- Passage shown -
┄┄┄┄┄┄┄┄┄┄
LA UNION, Mexico - Gunmen believed to be linked to drug traffickers
shot a pregnant American consulate worker and her husband to death in
the violence-racked border town of Ciudad Juarez over the weekend,
leaving their baby wailing in the back seat of their car, the
authorities said Sunday. The gunmen also killed the husband of another
consular employee and wounded his two young children.

The shootings took place minutes apart and appeared to be the first
deadly attacks on American officials and their families by Mexico's
powerful drug organizations, provoking an angry reaction from the
White House. They came during a particularly bloody weekend when
nearly 50 people were killed nationwide in drug-gang violence,
including attacks in Acapulco as American college students began
arriving for spring break.

The killings followed threats against American diplomats along the
Mexican border and complaints from consulate workers that drug-related
violence was growing untenable, American officials said. Even before
the shootings, the State Department had quietly made the decision to
allow consulate workers to evacuate their families across the border
to the United States.

In Washington, President Obama denounced the "brutal murders" and
vowed to "work tirelessly" with Mexican law enforcement officials to
prosecute the killers. Secretary of State Hillary Rodham Clinton said
the killings underscored the need to work with the Mexican government
"to cripple the influence of trafficking organizations at work in Mexico."

In a sign of the potential international reverberations of these
killings, President Felipe Calderon of Mexico similarly expressed his
indignation and condolences and said he would press forward with "all
available resources" to control the lawlessness in Ciudad Juarez and
the rest of the country.

The F.B.I. was sending agents to Ciudad Juarez on Sunday to assist
with the investigation and American diplomats were en route to meet
with their Mexican counterparts, said Roberta S. Jacobson, the
American deputy assistant secretary of state who handles Mexico.

"We take very seriously when our employees are harmed, whether the
intention was to harm U.S. employees or not," she said in a telephone
interview. "The question of whether this represents some ratcheting up
of the drug war will depend on the reason behind the killings."
┄┄┄┄┄┄┄┄┄┄
- Recorded data -
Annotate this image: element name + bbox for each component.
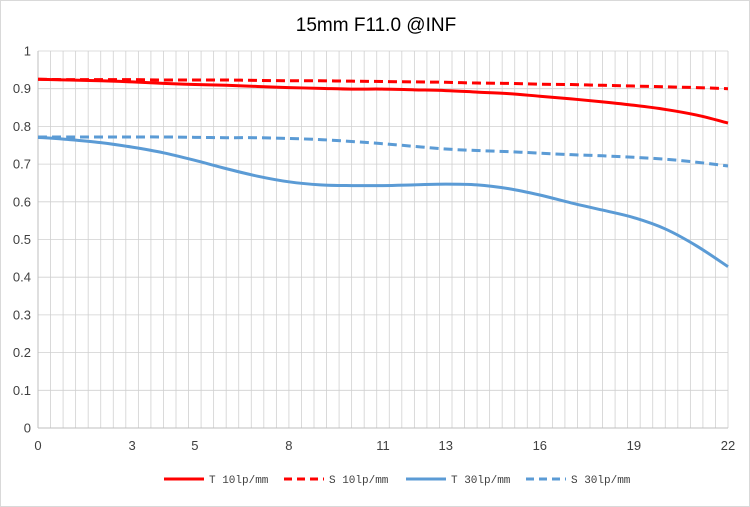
x-axis-tick-labels: 0 3 5 8 11 13 16 19 22 xyxy=(34,438,735,453)
legend-label-s-10lp-mm: S 10lp/mm xyxy=(329,475,389,487)
y-tick-label: 0.7 xyxy=(13,157,31,172)
legend-label-t-10lp-mm: T 10lp/mm xyxy=(209,475,269,487)
legend-label-t-30lp-mm: T 30lp/mm xyxy=(451,475,511,487)
series-line-t-10lp-mm xyxy=(37,77,729,125)
x-tick-label: 11 xyxy=(376,438,390,453)
y-tick-label: 0 xyxy=(24,421,31,436)
x-tick-label: 13 xyxy=(438,438,452,453)
y-tick-label: 0.3 xyxy=(13,307,31,322)
x-tick-label: 5 xyxy=(191,438,198,453)
x-tick-label: 22 xyxy=(721,438,735,453)
y-tick-label: 1 xyxy=(24,44,31,59)
y-tick-label: 0.4 xyxy=(13,270,31,285)
series-line-s-10lp-mm xyxy=(37,77,729,91)
series-lines xyxy=(37,77,729,268)
y-tick-label: 0.6 xyxy=(13,194,31,209)
legend-label-s-30lp-mm: S 30lp/mm xyxy=(571,475,631,487)
x-tick-label: 3 xyxy=(128,438,135,453)
y-axis-tick-labels: 0 0.1 0.2 0.3 0.4 0.5 0.6 0.7 0.8 0.9 1 xyxy=(13,44,31,436)
y-tick-label: 0.9 xyxy=(13,81,31,96)
chart-title: 15mm F11.0 @INF xyxy=(296,15,456,36)
series-line-s-30lp-mm xyxy=(38,135,729,168)
x-tick-label: 19 xyxy=(627,438,641,453)
horizontal-gridlines xyxy=(38,50,728,391)
x-tick-label: 0 xyxy=(34,438,41,453)
x-tick-label: 8 xyxy=(285,438,292,453)
y-tick-label: 0.2 xyxy=(13,345,31,360)
legend: T 10lp/mm S 10lp/mm T 30lp/mm S 30lp/mm xyxy=(164,475,631,487)
axes xyxy=(37,51,728,429)
y-tick-label: 0.5 xyxy=(13,232,31,247)
y-tick-label: 0.8 xyxy=(13,119,31,134)
series-line-t-30lp-mm xyxy=(37,135,729,268)
x-tick-label: 16 xyxy=(533,438,547,453)
y-tick-label: 0.1 xyxy=(13,383,31,398)
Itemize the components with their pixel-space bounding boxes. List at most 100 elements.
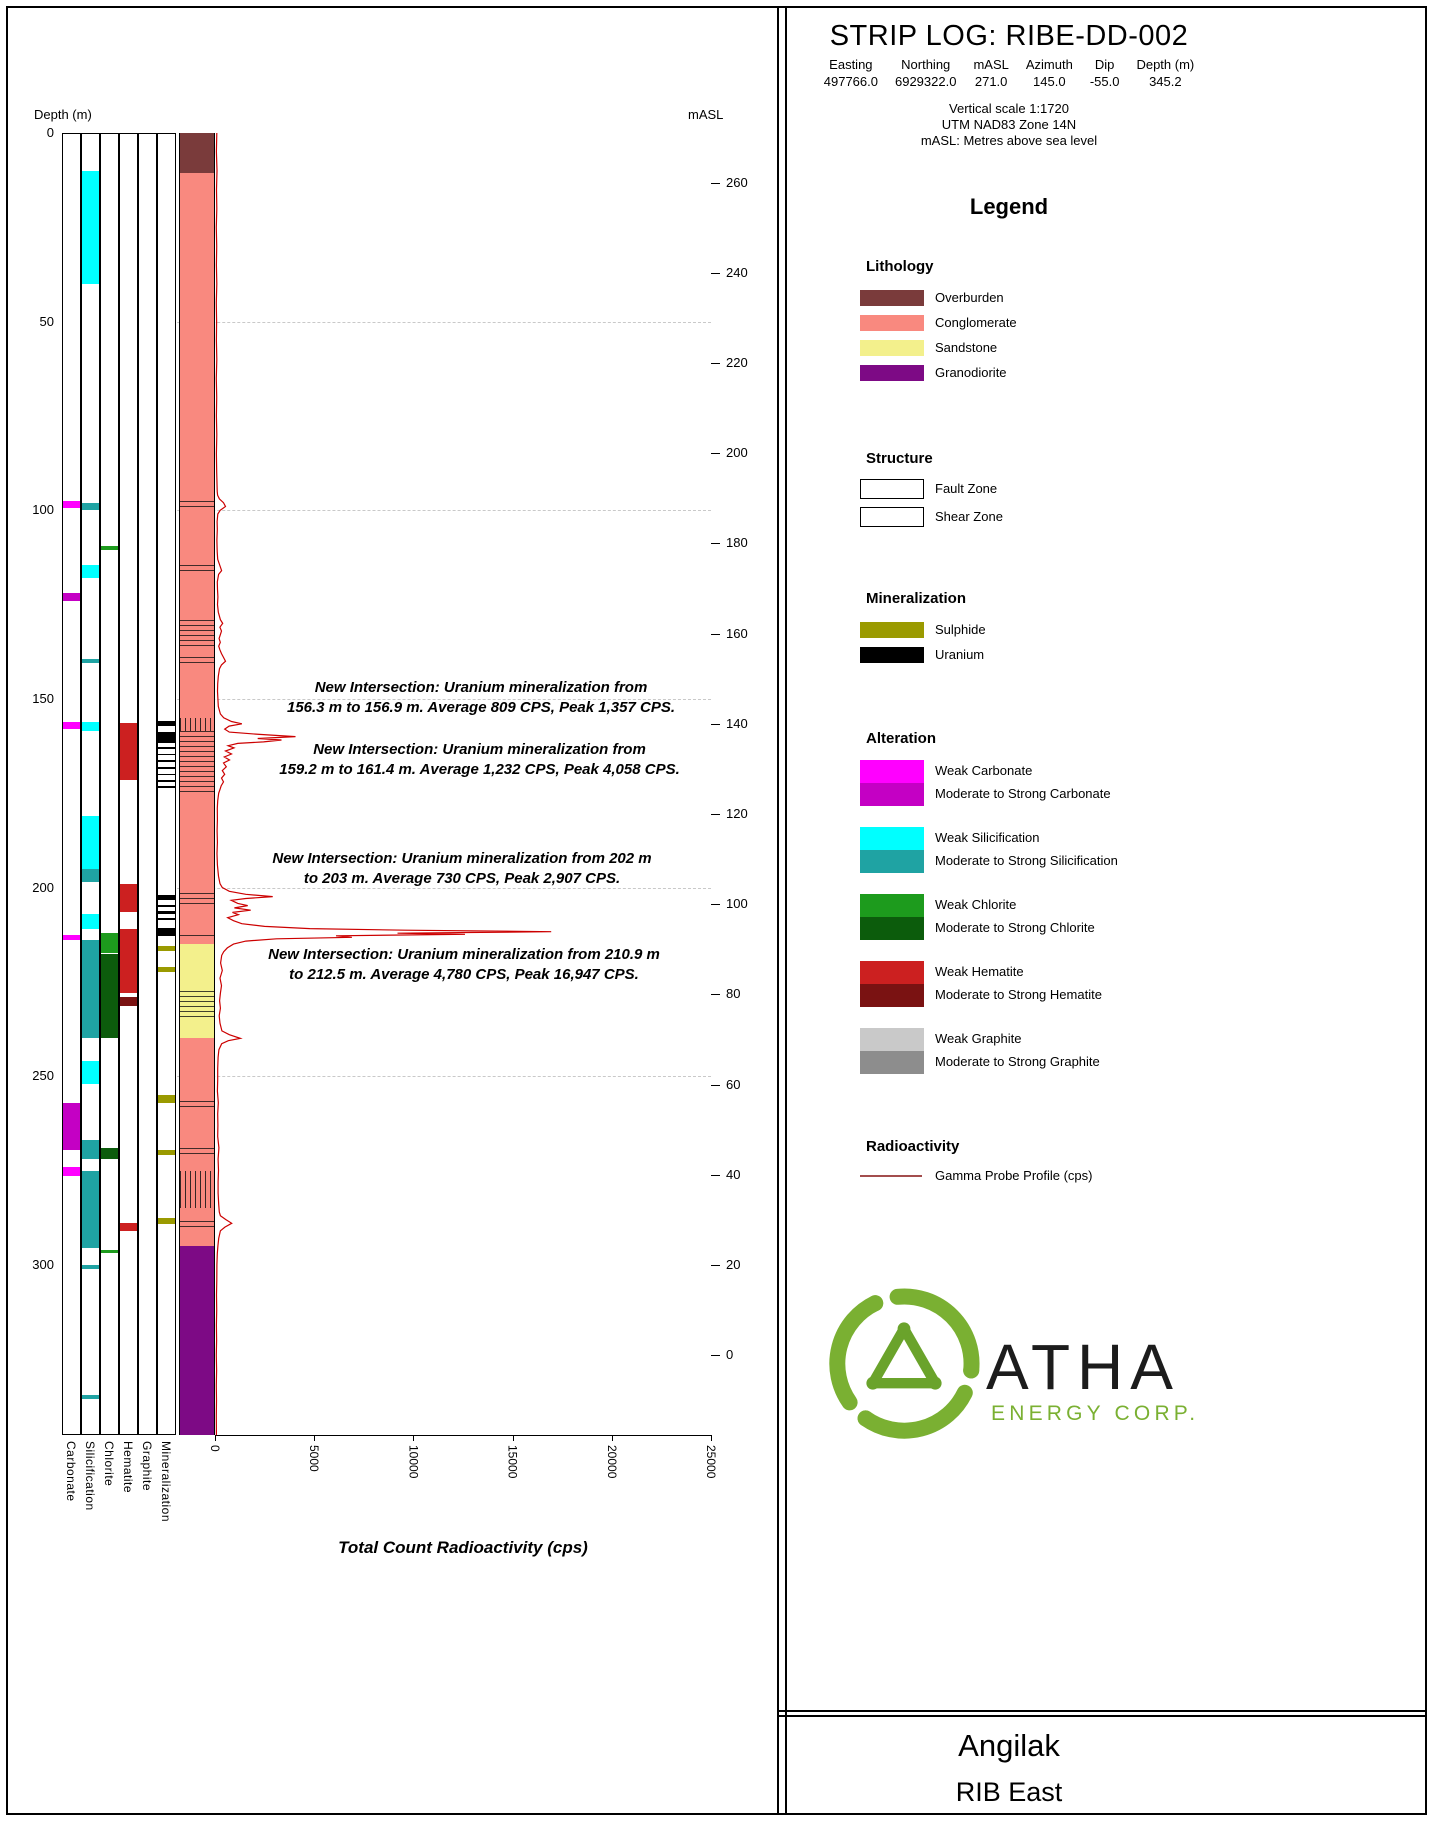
┄┄┄┄┄┄┄┄┄┄
- Work to do -
1. Write out the part of the article on the Ciudad Juarez shootings from "LA UNION, Mexico" to "two young children." with no changes.
2. Give again, unchanged, the lines of the records from the line with "x-axis-tick-labels: 0 3" to the line with "legend-label-t-30lp-mm: T 30lp/mm", including both of those lines.

- Answers for the exercise -
1.
LA UNION, Mexico - Gunmen believed to be linked to drug traffickers
shot a pregnant American consulate worker and her husband to death in
the violence-racked border town of Ciudad Juarez over the weekend,
leaving their baby wailing in the back seat of their car, the
authorities said Sunday. The gunmen also killed the husband of another
consular employee and wounded his two young children.

2.
x-axis-tick-labels: 0 3 5 8 11 13 16 19 22 xyxy=(34,438,735,453)
legend-label-s-10lp-mm: S 10lp/mm xyxy=(329,475,389,487)
y-tick-label: 0.7 xyxy=(13,157,31,172)
legend-label-t-10lp-mm: T 10lp/mm xyxy=(209,475,269,487)
legend-label-t-30lp-mm: T 30lp/mm xyxy=(451,475,511,487)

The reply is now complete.